AIM:
Every line with the word "title" in it should be extracted from the data that follows.

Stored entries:
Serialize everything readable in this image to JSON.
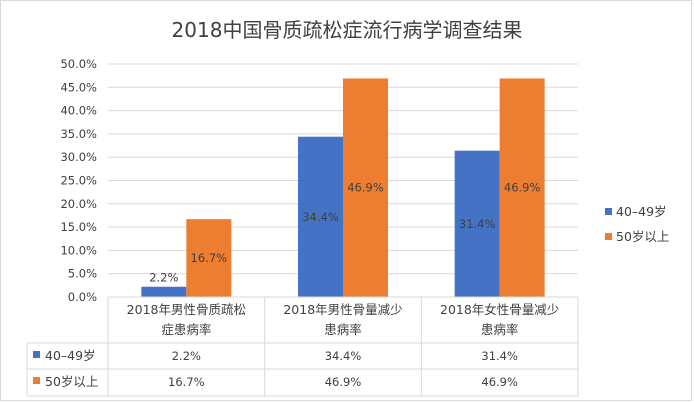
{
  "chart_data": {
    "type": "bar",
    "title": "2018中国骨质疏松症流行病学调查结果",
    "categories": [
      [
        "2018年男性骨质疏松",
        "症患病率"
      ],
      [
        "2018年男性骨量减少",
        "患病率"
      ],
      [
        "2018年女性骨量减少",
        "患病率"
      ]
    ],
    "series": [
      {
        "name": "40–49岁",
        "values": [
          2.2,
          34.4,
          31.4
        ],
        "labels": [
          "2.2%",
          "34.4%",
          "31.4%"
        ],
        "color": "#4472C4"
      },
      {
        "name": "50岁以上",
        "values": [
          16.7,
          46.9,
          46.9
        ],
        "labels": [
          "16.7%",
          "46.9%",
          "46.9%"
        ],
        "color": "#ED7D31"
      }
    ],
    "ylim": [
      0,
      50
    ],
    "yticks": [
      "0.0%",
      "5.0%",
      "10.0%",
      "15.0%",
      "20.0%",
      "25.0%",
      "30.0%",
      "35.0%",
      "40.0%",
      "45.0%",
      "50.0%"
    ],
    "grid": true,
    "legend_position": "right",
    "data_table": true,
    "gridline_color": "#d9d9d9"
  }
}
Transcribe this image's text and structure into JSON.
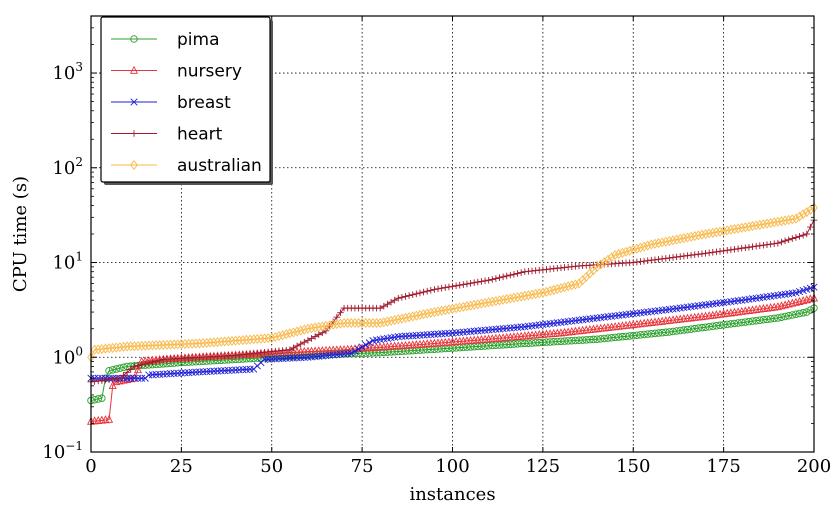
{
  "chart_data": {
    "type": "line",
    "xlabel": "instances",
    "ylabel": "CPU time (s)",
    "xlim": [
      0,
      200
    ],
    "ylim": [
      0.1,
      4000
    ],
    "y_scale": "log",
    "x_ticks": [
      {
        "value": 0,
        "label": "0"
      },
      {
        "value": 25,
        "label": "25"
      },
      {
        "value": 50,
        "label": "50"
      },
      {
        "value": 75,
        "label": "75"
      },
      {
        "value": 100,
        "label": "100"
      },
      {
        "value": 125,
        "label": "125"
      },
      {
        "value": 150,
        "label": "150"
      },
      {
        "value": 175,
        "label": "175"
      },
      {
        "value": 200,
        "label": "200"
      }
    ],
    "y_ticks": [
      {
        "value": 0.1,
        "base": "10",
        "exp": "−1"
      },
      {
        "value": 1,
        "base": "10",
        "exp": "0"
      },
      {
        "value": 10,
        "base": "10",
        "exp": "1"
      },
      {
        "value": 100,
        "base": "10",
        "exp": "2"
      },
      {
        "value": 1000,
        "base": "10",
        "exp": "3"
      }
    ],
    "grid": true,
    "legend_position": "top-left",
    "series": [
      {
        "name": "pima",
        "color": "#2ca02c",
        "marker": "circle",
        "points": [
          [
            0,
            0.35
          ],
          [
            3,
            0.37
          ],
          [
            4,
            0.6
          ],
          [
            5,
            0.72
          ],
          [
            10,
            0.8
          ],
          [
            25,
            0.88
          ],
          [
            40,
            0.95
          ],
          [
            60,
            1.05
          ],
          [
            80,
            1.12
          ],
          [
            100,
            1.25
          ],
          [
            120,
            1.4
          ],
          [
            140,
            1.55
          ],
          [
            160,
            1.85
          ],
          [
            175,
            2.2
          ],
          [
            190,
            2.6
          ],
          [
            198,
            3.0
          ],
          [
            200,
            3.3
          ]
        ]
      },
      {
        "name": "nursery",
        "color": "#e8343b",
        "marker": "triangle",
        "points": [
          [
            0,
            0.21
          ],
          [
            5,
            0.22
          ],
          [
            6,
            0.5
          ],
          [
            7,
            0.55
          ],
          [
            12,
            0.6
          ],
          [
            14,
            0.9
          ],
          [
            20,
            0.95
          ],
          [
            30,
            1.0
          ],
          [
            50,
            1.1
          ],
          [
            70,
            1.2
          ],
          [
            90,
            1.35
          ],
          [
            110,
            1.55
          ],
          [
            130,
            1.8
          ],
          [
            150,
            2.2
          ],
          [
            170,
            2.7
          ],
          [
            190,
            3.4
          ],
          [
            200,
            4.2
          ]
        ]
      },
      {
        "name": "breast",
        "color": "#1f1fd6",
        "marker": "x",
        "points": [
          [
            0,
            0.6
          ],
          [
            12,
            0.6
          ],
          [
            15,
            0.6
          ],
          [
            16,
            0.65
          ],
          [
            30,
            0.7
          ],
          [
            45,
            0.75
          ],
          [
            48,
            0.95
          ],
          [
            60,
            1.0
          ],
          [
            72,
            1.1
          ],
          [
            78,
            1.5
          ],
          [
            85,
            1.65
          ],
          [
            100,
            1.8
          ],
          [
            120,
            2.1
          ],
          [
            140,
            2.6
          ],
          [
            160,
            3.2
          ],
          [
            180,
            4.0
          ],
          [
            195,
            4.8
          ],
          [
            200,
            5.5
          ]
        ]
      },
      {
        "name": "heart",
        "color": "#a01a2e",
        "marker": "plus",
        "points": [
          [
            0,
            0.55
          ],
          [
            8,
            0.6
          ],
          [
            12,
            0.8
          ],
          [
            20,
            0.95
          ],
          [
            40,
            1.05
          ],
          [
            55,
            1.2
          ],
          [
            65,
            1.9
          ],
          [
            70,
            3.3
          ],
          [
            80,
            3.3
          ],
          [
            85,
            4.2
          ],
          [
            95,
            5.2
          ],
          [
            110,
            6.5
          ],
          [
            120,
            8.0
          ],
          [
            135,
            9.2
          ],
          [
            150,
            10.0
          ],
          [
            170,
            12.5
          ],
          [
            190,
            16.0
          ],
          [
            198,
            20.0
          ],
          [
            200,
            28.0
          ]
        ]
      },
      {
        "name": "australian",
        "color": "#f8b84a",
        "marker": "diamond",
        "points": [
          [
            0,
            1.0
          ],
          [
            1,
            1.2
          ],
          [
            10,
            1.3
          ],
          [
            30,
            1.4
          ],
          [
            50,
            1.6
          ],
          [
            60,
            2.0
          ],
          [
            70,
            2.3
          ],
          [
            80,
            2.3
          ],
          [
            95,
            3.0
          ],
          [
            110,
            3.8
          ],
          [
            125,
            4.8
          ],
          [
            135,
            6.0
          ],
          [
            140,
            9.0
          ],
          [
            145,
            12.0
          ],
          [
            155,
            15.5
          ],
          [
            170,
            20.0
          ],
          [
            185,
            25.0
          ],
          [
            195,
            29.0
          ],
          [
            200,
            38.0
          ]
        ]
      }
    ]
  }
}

* * *

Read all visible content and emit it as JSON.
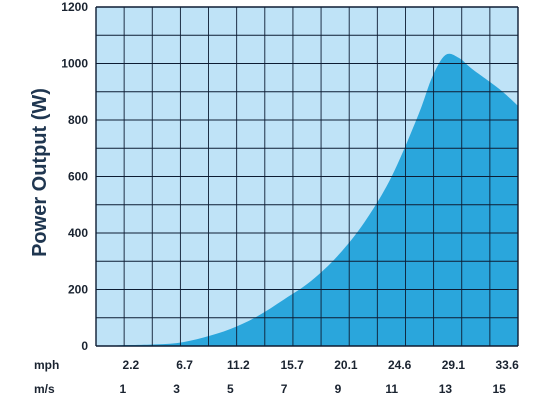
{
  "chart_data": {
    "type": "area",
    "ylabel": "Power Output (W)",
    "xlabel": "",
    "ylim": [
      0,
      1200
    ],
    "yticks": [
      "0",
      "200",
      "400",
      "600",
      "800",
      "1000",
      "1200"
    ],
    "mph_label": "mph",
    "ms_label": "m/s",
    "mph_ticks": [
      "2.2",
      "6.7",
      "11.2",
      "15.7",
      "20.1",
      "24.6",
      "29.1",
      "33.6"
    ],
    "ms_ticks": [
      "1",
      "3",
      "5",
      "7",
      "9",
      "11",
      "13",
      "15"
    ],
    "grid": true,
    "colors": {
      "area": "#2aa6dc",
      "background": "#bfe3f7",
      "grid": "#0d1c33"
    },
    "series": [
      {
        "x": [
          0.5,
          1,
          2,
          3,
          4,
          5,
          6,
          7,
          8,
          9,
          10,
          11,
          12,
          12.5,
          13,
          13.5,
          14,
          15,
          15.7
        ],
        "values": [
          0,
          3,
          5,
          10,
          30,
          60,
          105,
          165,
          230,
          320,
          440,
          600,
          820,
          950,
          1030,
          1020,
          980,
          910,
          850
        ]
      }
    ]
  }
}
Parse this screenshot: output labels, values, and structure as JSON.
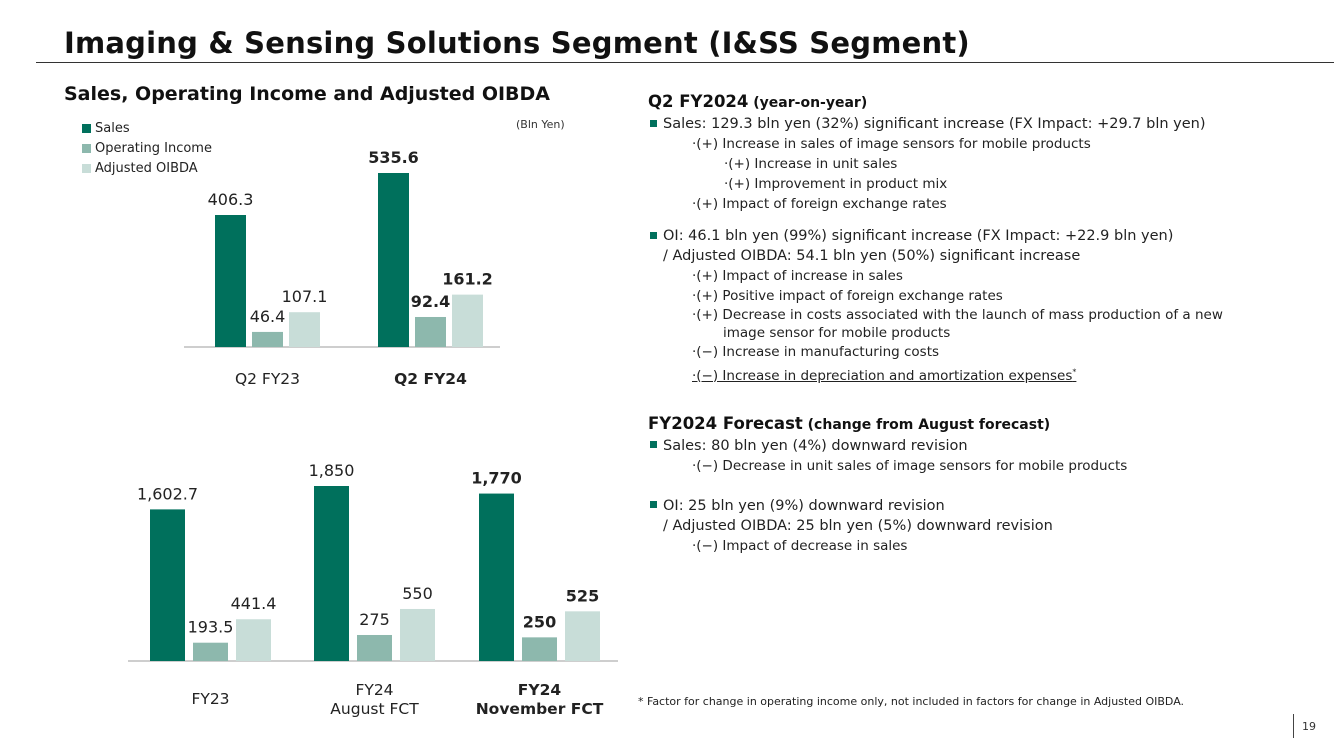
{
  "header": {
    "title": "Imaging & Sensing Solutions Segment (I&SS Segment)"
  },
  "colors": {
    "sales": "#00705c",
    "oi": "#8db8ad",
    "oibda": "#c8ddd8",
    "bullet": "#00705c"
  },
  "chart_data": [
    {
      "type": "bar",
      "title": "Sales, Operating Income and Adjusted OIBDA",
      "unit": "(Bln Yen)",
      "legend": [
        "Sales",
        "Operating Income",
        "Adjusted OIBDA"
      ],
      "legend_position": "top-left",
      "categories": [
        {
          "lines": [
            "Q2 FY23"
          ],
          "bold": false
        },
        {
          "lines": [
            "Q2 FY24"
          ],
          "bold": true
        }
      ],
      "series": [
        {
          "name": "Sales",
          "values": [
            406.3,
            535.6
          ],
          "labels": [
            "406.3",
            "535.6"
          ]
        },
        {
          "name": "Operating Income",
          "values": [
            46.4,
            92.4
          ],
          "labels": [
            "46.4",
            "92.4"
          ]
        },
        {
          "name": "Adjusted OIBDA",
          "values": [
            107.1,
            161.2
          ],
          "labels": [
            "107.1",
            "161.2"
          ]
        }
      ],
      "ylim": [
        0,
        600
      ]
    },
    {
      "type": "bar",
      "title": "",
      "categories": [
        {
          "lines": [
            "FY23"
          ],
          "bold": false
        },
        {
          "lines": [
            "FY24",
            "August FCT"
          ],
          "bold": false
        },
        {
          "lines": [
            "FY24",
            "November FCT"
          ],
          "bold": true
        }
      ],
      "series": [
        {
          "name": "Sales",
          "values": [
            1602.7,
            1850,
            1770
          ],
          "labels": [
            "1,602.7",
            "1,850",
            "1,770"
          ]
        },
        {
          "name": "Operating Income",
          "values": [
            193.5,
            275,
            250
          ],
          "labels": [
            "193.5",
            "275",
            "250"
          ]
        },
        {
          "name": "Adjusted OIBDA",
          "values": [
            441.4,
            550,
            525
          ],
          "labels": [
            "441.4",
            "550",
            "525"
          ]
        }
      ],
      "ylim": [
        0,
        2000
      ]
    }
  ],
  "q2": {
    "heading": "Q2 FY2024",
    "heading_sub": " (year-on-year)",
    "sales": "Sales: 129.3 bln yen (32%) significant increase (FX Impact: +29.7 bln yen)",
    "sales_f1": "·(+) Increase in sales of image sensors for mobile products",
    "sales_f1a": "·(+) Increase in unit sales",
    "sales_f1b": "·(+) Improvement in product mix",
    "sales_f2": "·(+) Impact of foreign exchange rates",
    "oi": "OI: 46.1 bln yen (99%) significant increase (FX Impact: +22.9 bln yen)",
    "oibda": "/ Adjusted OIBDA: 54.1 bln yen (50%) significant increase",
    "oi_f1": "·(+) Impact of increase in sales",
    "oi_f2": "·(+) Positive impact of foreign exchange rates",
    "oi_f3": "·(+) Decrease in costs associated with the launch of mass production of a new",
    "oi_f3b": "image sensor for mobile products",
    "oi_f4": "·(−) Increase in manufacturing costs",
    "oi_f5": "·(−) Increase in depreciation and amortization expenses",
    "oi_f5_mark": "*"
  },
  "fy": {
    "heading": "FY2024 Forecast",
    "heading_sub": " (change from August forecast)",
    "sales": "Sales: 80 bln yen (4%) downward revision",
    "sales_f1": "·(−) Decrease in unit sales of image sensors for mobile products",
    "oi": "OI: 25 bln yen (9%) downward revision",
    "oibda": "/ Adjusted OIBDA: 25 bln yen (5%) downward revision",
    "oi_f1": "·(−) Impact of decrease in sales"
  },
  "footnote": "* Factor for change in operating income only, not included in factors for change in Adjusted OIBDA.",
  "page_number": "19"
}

THE OUTPUT:
    "title": "2018中国骨质疏松症流行病学调查结果",
    "title": "Imaging & Sensing Solutions Segment (I&SS Segment)"
      "title": "Sales, Operating Income and Adjusted OIBDA",
      "title": "",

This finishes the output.